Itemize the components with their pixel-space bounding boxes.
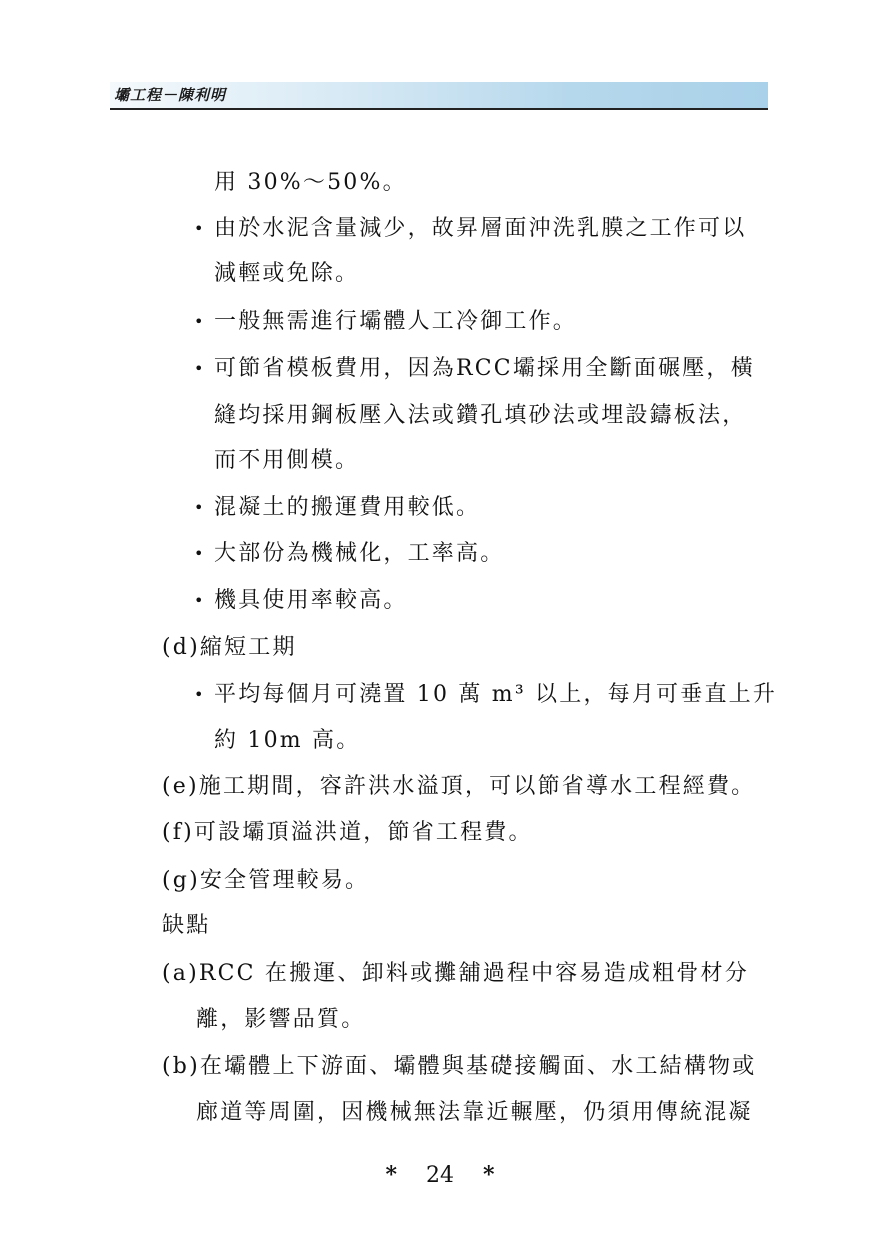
bullet-icon: • [194, 359, 204, 378]
bullet-icon: • [194, 219, 204, 238]
text-line: 約 10m 高。 [214, 728, 361, 753]
text-line: 縫均採用鋼板壓入法或鑽孔填砂法或埋設鑄板法， [214, 403, 747, 428]
footer-star-left: * [385, 1162, 397, 1188]
text-line: (g)安全管理較易。 [162, 868, 370, 893]
text-line: (f)可設壩頂溢洪道，節省工程費。 [162, 820, 533, 845]
text-line: 平均每個月可澆置 10 萬 m³ 以上，每月可垂直上升 [214, 682, 778, 707]
bullet-icon: • [194, 312, 204, 331]
text-line: 廊道等周圍，因機械無法靠近輾壓，仍須用傳統混凝 [196, 1100, 753, 1125]
section-heading: 缺點 [162, 913, 211, 938]
page-number: 24 [426, 1163, 454, 1188]
text-line: 大部份為機械化，工率高。 [214, 541, 505, 566]
page-footer [0, 1160, 880, 1191]
text-line: 離，影響品質。 [196, 1007, 366, 1032]
running-header-title: 壩工程－陳利明 [114, 86, 227, 104]
text-line: (a)RCC 在搬運、卸料或攤舖過程中容易造成粗骨材分 [162, 961, 749, 986]
text-line: 混凝土的搬運費用較低。 [214, 495, 481, 520]
text-line: 可節省模板費用，因為RCC壩採用全斷面碾壓，橫 [214, 356, 755, 381]
bullet-icon: • [194, 498, 204, 517]
section-heading: (d)縮短工期 [162, 635, 297, 660]
text-line: (b)在壩體上下游面、壩體與基礎接觸面、水工結構物或 [162, 1054, 757, 1079]
footer-star-right: * [483, 1162, 495, 1188]
bullet-icon: • [194, 591, 204, 610]
text-line: 用 30%～50%。 [214, 170, 407, 195]
bullet-icon: • [194, 544, 204, 563]
bullet-icon: • [194, 685, 204, 704]
header-rule [110, 108, 768, 110]
text-line: 減輕或免除。 [214, 261, 360, 286]
text-line: 一般無需進行壩體人工冷御工作。 [214, 309, 578, 334]
text-line: 而不用側模。 [214, 448, 360, 473]
text-line: (e)施工期間，容許洪水溢頂，可以節省導水工程經費。 [162, 774, 756, 799]
text-line: 由於水泥含量減少，故昇層面沖洗乳膜之工作可以 [214, 216, 747, 241]
text-line: 機具使用率較高。 [214, 588, 408, 613]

* * * * *

### [Request]
Copy every line of the data above word for word, but leave the pictures out.

### [Task solution]
Itemize the components with their pixel-space bounding boxes.
bullet-icon: • [194, 359, 204, 378]
bullet-icon: • [194, 219, 204, 238]
text-line: 約 10m 高。 [214, 728, 361, 753]
text-line: 縫均採用鋼板壓入法或鑽孔填砂法或埋設鑄板法， [214, 403, 747, 428]
footer-star-left: * [385, 1162, 397, 1188]
text-line: (g)安全管理較易。 [162, 868, 370, 893]
text-line: (f)可設壩頂溢洪道，節省工程費。 [162, 820, 533, 845]
text-line: 平均每個月可澆置 10 萬 m³ 以上，每月可垂直上升 [214, 682, 778, 707]
bullet-icon: • [194, 312, 204, 331]
text-line: 廊道等周圍，因機械無法靠近輾壓，仍須用傳統混凝 [196, 1100, 753, 1125]
section-heading: 缺點 [162, 913, 211, 938]
page-number: 24 [426, 1163, 454, 1188]
text-line: 大部份為機械化，工率高。 [214, 541, 505, 566]
page-footer [0, 1160, 880, 1191]
text-line: 離，影響品質。 [196, 1007, 366, 1032]
running-header-title: 壩工程－陳利明 [114, 86, 227, 104]
text-line: (a)RCC 在搬運、卸料或攤舖過程中容易造成粗骨材分 [162, 961, 749, 986]
text-line: 混凝土的搬運費用較低。 [214, 495, 481, 520]
text-line: 可節省模板費用，因為RCC壩採用全斷面碾壓，橫 [214, 356, 755, 381]
bullet-icon: • [194, 498, 204, 517]
section-heading: (d)縮短工期 [162, 635, 297, 660]
text-line: (b)在壩體上下游面、壩體與基礎接觸面、水工結構物或 [162, 1054, 757, 1079]
footer-star-right: * [483, 1162, 495, 1188]
bullet-icon: • [194, 591, 204, 610]
text-line: 用 30%～50%。 [214, 170, 407, 195]
bullet-icon: • [194, 544, 204, 563]
bullet-icon: • [194, 685, 204, 704]
header-rule [110, 108, 768, 110]
text-line: 減輕或免除。 [214, 261, 360, 286]
text-line: 一般無需進行壩體人工冷御工作。 [214, 309, 578, 334]
text-line: 而不用側模。 [214, 448, 360, 473]
text-line: (e)施工期間，容許洪水溢頂，可以節省導水工程經費。 [162, 774, 756, 799]
text-line: 由於水泥含量減少，故昇層面沖洗乳膜之工作可以 [214, 216, 747, 241]
text-line: 機具使用率較高。 [214, 588, 408, 613]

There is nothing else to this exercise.